▶ [SHORT TASK]: Write down each entry again, exactly as it reads.

* START ENTRIES SUPPLIED *

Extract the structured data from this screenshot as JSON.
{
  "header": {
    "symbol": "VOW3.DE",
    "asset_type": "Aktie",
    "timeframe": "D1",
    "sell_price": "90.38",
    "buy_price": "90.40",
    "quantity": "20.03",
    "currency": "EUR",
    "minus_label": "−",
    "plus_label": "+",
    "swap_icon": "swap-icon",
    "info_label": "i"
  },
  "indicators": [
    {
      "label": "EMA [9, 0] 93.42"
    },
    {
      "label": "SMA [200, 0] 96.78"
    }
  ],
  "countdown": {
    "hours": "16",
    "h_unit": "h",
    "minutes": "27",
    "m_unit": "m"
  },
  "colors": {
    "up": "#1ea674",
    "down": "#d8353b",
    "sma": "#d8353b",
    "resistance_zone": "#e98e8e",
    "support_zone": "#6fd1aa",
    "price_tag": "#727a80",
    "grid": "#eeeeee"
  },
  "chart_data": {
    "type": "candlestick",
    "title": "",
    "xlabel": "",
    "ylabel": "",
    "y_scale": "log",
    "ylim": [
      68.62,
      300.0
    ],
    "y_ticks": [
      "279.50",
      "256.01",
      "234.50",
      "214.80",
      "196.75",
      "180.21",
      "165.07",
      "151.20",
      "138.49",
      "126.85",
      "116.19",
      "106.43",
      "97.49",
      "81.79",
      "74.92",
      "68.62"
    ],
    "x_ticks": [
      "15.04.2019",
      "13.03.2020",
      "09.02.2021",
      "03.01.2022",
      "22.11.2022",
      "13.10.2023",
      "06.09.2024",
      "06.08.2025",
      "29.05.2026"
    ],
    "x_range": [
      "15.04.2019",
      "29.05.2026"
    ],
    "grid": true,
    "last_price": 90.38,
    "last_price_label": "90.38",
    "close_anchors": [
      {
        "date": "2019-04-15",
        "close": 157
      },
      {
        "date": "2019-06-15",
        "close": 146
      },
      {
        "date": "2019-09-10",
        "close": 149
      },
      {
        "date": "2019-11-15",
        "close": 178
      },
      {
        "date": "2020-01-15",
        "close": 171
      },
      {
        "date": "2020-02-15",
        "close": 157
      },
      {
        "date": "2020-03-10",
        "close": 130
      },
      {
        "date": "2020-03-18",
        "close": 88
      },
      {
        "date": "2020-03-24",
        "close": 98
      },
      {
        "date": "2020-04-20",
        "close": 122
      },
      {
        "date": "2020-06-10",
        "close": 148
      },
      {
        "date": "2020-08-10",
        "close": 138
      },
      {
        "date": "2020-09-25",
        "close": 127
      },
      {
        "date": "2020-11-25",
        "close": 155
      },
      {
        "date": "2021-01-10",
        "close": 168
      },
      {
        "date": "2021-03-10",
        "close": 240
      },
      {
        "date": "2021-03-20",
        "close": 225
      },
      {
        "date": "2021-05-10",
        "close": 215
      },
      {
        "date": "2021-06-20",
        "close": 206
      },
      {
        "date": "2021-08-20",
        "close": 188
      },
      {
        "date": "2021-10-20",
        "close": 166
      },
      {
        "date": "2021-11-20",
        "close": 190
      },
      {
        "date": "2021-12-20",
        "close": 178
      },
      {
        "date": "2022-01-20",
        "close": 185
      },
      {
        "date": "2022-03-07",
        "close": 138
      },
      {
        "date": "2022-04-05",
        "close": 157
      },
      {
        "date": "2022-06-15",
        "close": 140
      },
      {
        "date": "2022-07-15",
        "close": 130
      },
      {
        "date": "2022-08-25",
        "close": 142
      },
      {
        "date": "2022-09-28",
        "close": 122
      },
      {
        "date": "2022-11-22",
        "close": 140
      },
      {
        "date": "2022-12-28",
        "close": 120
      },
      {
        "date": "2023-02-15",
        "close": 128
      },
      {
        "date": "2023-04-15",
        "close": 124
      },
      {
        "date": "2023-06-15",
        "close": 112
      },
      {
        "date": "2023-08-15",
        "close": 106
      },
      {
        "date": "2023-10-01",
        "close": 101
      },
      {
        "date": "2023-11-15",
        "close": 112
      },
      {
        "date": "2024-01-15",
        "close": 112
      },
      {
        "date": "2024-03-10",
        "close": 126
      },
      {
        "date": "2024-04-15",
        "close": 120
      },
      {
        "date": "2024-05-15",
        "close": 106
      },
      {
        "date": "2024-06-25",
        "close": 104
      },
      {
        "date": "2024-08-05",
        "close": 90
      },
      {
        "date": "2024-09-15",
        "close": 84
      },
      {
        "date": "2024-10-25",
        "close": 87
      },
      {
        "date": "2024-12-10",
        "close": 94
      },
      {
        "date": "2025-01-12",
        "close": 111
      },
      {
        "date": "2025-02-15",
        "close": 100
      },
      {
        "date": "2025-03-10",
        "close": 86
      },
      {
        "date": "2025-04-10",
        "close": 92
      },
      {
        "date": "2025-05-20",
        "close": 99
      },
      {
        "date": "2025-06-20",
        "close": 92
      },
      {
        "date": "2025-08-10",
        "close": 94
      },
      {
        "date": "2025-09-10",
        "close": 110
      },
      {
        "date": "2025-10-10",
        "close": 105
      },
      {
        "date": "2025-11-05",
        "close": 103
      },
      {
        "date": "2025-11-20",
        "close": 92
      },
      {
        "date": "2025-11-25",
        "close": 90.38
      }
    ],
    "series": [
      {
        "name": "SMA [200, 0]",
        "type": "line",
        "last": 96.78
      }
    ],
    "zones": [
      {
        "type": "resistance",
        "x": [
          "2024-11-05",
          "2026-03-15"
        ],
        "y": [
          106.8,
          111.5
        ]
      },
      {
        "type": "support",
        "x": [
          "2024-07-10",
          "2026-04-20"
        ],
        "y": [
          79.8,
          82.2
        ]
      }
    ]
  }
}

* END ENTRIES SUPPLIED *

▶ [TASK ANSWER]:
Extract the structured data from this screenshot as JSON.
{
  "header": {
    "symbol": "VOW3.DE",
    "asset_type": "Aktie",
    "timeframe": "D1",
    "sell_price": "90.38",
    "buy_price": "90.40",
    "quantity": "20.03",
    "currency": "EUR",
    "minus_label": "−",
    "plus_label": "+",
    "swap_icon": "swap-icon",
    "info_label": "i"
  },
  "indicators": [
    {
      "label": "EMA [9, 0] 93.42"
    },
    {
      "label": "SMA [200, 0] 96.78"
    }
  ],
  "countdown": {
    "hours": "16",
    "h_unit": "h",
    "minutes": "27",
    "m_unit": "m"
  },
  "colors": {
    "up": "#1ea674",
    "down": "#d8353b",
    "sma": "#d8353b",
    "resistance_zone": "#e98e8e",
    "support_zone": "#6fd1aa",
    "price_tag": "#727a80",
    "grid": "#eeeeee"
  },
  "chart_data": {
    "type": "candlestick",
    "title": "",
    "xlabel": "",
    "ylabel": "",
    "y_scale": "log",
    "ylim": [
      68.62,
      300.0
    ],
    "y_ticks": [
      "279.50",
      "256.01",
      "234.50",
      "214.80",
      "196.75",
      "180.21",
      "165.07",
      "151.20",
      "138.49",
      "126.85",
      "116.19",
      "106.43",
      "97.49",
      "81.79",
      "74.92",
      "68.62"
    ],
    "x_ticks": [
      "15.04.2019",
      "13.03.2020",
      "09.02.2021",
      "03.01.2022",
      "22.11.2022",
      "13.10.2023",
      "06.09.2024",
      "06.08.2025",
      "29.05.2026"
    ],
    "x_range": [
      "15.04.2019",
      "29.05.2026"
    ],
    "grid": true,
    "last_price": 90.38,
    "last_price_label": "90.38",
    "close_anchors": [
      {
        "date": "2019-04-15",
        "close": 157
      },
      {
        "date": "2019-06-15",
        "close": 146
      },
      {
        "date": "2019-09-10",
        "close": 149
      },
      {
        "date": "2019-11-15",
        "close": 178
      },
      {
        "date": "2020-01-15",
        "close": 171
      },
      {
        "date": "2020-02-15",
        "close": 157
      },
      {
        "date": "2020-03-10",
        "close": 130
      },
      {
        "date": "2020-03-18",
        "close": 88
      },
      {
        "date": "2020-03-24",
        "close": 98
      },
      {
        "date": "2020-04-20",
        "close": 122
      },
      {
        "date": "2020-06-10",
        "close": 148
      },
      {
        "date": "2020-08-10",
        "close": 138
      },
      {
        "date": "2020-09-25",
        "close": 127
      },
      {
        "date": "2020-11-25",
        "close": 155
      },
      {
        "date": "2021-01-10",
        "close": 168
      },
      {
        "date": "2021-03-10",
        "close": 240
      },
      {
        "date": "2021-03-20",
        "close": 225
      },
      {
        "date": "2021-05-10",
        "close": 215
      },
      {
        "date": "2021-06-20",
        "close": 206
      },
      {
        "date": "2021-08-20",
        "close": 188
      },
      {
        "date": "2021-10-20",
        "close": 166
      },
      {
        "date": "2021-11-20",
        "close": 190
      },
      {
        "date": "2021-12-20",
        "close": 178
      },
      {
        "date": "2022-01-20",
        "close": 185
      },
      {
        "date": "2022-03-07",
        "close": 138
      },
      {
        "date": "2022-04-05",
        "close": 157
      },
      {
        "date": "2022-06-15",
        "close": 140
      },
      {
        "date": "2022-07-15",
        "close": 130
      },
      {
        "date": "2022-08-25",
        "close": 142
      },
      {
        "date": "2022-09-28",
        "close": 122
      },
      {
        "date": "2022-11-22",
        "close": 140
      },
      {
        "date": "2022-12-28",
        "close": 120
      },
      {
        "date": "2023-02-15",
        "close": 128
      },
      {
        "date": "2023-04-15",
        "close": 124
      },
      {
        "date": "2023-06-15",
        "close": 112
      },
      {
        "date": "2023-08-15",
        "close": 106
      },
      {
        "date": "2023-10-01",
        "close": 101
      },
      {
        "date": "2023-11-15",
        "close": 112
      },
      {
        "date": "2024-01-15",
        "close": 112
      },
      {
        "date": "2024-03-10",
        "close": 126
      },
      {
        "date": "2024-04-15",
        "close": 120
      },
      {
        "date": "2024-05-15",
        "close": 106
      },
      {
        "date": "2024-06-25",
        "close": 104
      },
      {
        "date": "2024-08-05",
        "close": 90
      },
      {
        "date": "2024-09-15",
        "close": 84
      },
      {
        "date": "2024-10-25",
        "close": 87
      },
      {
        "date": "2024-12-10",
        "close": 94
      },
      {
        "date": "2025-01-12",
        "close": 111
      },
      {
        "date": "2025-02-15",
        "close": 100
      },
      {
        "date": "2025-03-10",
        "close": 86
      },
      {
        "date": "2025-04-10",
        "close": 92
      },
      {
        "date": "2025-05-20",
        "close": 99
      },
      {
        "date": "2025-06-20",
        "close": 92
      },
      {
        "date": "2025-08-10",
        "close": 94
      },
      {
        "date": "2025-09-10",
        "close": 110
      },
      {
        "date": "2025-10-10",
        "close": 105
      },
      {
        "date": "2025-11-05",
        "close": 103
      },
      {
        "date": "2025-11-20",
        "close": 92
      },
      {
        "date": "2025-11-25",
        "close": 90.38
      }
    ],
    "series": [
      {
        "name": "SMA [200, 0]",
        "type": "line",
        "last": 96.78
      }
    ],
    "zones": [
      {
        "type": "resistance",
        "x": [
          "2024-11-05",
          "2026-03-15"
        ],
        "y": [
          106.8,
          111.5
        ]
      },
      {
        "type": "support",
        "x": [
          "2024-07-10",
          "2026-04-20"
        ],
        "y": [
          79.8,
          82.2
        ]
      }
    ]
  }
}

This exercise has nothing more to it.